* Begin DATA IN THIS EXERCISE *

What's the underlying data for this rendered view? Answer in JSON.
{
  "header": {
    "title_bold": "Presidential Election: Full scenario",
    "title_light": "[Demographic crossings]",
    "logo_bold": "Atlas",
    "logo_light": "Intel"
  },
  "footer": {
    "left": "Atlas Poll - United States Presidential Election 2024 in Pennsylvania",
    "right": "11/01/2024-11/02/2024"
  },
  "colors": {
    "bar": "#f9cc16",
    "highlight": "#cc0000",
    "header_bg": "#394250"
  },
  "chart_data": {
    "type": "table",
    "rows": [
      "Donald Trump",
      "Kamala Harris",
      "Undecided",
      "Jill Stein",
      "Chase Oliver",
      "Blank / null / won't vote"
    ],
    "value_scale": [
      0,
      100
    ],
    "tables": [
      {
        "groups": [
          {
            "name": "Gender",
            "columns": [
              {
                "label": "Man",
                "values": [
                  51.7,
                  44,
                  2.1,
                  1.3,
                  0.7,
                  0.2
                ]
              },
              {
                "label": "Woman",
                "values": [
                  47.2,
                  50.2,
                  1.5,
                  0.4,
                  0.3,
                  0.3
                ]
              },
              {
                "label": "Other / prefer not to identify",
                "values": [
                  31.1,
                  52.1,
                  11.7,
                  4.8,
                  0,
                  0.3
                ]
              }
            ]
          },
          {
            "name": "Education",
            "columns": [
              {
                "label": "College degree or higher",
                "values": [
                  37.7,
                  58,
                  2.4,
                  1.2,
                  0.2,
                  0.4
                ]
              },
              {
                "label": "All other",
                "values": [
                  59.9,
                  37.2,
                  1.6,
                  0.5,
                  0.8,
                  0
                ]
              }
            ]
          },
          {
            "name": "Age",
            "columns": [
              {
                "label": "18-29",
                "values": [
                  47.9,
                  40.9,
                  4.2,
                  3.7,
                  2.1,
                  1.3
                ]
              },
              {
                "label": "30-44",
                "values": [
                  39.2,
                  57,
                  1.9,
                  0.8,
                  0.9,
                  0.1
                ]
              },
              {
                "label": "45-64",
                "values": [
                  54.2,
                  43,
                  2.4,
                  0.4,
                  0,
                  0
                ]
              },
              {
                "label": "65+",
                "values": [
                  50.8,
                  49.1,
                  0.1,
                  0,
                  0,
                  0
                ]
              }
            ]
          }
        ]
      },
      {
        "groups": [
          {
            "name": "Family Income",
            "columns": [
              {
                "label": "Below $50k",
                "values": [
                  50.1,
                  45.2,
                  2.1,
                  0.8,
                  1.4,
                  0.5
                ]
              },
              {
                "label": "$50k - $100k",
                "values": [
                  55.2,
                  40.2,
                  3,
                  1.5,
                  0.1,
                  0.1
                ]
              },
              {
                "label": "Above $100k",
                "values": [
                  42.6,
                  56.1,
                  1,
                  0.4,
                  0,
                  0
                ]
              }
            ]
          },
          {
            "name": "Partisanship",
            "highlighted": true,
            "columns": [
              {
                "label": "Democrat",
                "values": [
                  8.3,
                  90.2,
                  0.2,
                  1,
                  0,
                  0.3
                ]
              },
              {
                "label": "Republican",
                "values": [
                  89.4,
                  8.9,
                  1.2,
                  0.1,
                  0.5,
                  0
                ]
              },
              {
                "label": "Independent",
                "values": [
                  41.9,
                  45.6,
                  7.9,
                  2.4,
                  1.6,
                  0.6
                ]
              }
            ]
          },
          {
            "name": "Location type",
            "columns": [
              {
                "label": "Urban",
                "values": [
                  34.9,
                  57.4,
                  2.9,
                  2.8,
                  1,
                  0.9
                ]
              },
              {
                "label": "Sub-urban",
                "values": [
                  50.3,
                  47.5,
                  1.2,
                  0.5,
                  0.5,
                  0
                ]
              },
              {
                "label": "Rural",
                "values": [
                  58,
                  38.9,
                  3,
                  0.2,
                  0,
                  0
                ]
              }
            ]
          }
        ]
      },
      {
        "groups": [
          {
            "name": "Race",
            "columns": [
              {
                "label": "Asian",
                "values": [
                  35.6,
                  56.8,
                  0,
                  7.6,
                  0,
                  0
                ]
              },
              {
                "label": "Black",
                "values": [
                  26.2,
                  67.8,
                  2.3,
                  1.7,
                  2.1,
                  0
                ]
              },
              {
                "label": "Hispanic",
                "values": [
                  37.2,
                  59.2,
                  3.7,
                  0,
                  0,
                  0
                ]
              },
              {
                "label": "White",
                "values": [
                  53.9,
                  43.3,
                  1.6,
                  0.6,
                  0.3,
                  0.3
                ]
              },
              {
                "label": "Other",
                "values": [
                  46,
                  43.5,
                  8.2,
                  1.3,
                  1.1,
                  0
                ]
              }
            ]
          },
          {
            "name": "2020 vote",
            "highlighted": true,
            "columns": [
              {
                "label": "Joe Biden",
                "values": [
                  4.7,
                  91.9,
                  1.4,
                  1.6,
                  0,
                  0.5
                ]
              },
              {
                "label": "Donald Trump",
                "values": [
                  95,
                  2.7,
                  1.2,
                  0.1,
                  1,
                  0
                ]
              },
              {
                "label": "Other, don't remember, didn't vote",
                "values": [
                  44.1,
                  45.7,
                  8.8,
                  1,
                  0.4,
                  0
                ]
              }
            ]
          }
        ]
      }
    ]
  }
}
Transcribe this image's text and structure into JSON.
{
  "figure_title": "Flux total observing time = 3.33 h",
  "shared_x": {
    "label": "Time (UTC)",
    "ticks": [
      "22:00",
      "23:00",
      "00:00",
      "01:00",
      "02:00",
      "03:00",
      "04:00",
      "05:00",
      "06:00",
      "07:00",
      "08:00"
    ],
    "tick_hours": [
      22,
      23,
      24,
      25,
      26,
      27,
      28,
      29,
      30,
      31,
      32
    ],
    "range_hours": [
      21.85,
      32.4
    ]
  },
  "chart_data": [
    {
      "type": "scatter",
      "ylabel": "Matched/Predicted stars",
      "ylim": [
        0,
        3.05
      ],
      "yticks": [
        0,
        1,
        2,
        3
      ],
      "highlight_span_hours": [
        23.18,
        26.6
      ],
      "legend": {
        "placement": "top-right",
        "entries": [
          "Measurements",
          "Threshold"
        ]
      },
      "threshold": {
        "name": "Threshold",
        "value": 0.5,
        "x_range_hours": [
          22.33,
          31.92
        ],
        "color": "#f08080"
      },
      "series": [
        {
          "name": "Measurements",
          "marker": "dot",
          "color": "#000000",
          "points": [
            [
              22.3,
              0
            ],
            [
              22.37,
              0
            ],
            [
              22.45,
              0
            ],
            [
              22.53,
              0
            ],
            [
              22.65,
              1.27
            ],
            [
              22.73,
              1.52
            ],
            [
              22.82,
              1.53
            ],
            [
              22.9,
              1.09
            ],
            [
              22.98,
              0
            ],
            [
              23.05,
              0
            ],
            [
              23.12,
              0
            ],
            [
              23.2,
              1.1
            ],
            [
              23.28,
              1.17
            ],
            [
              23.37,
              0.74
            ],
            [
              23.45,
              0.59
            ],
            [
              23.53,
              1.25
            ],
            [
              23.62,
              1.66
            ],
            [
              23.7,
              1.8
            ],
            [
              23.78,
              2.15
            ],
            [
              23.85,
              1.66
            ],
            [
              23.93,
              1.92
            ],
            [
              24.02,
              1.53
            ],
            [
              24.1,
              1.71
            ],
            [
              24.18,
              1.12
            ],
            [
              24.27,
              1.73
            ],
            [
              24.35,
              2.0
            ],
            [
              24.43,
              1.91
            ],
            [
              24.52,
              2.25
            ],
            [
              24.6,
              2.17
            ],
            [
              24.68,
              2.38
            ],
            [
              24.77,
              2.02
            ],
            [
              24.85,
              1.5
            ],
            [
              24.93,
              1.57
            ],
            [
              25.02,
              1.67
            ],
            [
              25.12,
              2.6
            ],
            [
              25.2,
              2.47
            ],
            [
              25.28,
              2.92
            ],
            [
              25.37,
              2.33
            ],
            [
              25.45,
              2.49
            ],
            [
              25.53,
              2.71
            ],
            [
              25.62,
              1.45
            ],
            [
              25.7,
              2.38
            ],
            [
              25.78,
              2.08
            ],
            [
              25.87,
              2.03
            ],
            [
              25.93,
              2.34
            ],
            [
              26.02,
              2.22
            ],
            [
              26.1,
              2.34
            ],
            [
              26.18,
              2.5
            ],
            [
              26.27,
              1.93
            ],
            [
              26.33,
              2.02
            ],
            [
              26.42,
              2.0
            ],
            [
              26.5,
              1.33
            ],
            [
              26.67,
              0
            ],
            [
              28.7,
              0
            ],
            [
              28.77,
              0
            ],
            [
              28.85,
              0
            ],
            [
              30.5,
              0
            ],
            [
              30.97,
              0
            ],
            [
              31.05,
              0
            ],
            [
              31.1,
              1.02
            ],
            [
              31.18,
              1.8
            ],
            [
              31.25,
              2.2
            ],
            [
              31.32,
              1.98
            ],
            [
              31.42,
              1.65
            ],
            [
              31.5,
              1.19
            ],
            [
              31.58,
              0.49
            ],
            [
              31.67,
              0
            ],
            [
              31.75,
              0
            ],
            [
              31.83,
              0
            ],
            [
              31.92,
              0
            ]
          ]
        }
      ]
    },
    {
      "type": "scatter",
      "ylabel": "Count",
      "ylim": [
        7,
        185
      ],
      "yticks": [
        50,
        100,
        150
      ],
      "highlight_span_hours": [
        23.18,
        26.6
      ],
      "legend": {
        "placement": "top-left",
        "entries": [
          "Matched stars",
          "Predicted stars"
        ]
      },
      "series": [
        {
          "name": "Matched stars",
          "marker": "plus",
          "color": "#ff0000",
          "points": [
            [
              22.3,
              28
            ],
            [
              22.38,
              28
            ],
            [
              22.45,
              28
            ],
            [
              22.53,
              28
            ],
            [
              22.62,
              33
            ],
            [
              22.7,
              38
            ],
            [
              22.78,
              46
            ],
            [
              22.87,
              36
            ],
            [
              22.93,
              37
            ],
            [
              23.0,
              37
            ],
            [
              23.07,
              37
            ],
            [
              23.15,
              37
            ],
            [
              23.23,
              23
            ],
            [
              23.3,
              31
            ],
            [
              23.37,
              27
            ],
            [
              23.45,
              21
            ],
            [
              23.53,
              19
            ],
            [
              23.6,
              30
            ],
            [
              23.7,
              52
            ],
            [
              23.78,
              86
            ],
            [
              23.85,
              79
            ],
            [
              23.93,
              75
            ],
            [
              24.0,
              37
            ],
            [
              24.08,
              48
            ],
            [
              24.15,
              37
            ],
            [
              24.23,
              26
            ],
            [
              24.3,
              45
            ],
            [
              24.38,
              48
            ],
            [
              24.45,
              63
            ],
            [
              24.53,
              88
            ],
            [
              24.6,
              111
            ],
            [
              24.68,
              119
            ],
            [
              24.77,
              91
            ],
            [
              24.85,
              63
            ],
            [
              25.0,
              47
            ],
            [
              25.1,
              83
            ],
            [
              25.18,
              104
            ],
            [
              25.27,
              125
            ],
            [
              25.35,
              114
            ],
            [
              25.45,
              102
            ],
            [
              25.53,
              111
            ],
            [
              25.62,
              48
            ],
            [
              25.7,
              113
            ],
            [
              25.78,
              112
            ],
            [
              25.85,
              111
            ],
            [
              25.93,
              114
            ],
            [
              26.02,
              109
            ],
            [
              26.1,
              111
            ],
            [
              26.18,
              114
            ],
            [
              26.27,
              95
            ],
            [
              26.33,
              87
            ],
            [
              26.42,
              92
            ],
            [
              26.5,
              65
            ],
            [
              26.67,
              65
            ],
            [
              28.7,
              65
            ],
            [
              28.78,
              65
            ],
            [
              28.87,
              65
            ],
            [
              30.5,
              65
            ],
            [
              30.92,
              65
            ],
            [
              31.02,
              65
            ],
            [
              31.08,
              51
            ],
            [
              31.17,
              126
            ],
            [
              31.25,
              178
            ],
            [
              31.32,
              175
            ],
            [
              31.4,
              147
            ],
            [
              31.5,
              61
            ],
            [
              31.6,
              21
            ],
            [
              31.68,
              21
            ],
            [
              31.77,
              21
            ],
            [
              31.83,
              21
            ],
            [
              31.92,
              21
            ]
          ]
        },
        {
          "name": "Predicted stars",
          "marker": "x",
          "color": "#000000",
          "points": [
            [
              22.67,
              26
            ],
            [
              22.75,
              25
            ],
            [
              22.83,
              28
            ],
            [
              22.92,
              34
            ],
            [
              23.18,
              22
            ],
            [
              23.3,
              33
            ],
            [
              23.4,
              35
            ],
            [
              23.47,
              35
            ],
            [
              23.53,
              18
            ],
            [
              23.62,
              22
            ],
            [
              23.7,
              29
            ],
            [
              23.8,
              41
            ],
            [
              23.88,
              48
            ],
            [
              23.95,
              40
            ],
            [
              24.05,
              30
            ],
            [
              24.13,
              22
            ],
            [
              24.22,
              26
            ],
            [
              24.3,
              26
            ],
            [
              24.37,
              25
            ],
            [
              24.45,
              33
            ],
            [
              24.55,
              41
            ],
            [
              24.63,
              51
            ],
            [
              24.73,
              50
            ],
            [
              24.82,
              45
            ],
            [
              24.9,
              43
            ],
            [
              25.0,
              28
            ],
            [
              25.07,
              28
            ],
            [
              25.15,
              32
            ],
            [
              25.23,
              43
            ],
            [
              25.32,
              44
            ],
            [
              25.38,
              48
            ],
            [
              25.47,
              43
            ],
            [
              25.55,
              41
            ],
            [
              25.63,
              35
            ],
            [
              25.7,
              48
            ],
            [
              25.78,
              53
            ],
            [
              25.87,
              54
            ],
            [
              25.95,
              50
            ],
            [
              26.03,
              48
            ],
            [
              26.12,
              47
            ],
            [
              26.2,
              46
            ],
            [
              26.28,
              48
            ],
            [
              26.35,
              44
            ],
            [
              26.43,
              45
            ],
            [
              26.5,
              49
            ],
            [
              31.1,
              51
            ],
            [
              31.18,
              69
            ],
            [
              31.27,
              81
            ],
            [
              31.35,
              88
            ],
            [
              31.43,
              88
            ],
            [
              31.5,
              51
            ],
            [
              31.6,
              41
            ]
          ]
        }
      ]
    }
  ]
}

* End DATA IN THIS EXERCISE *

STATED EXERCISE:
Tally the lines holding the string "type" and give only the count.

OUTPUT BELOW:
4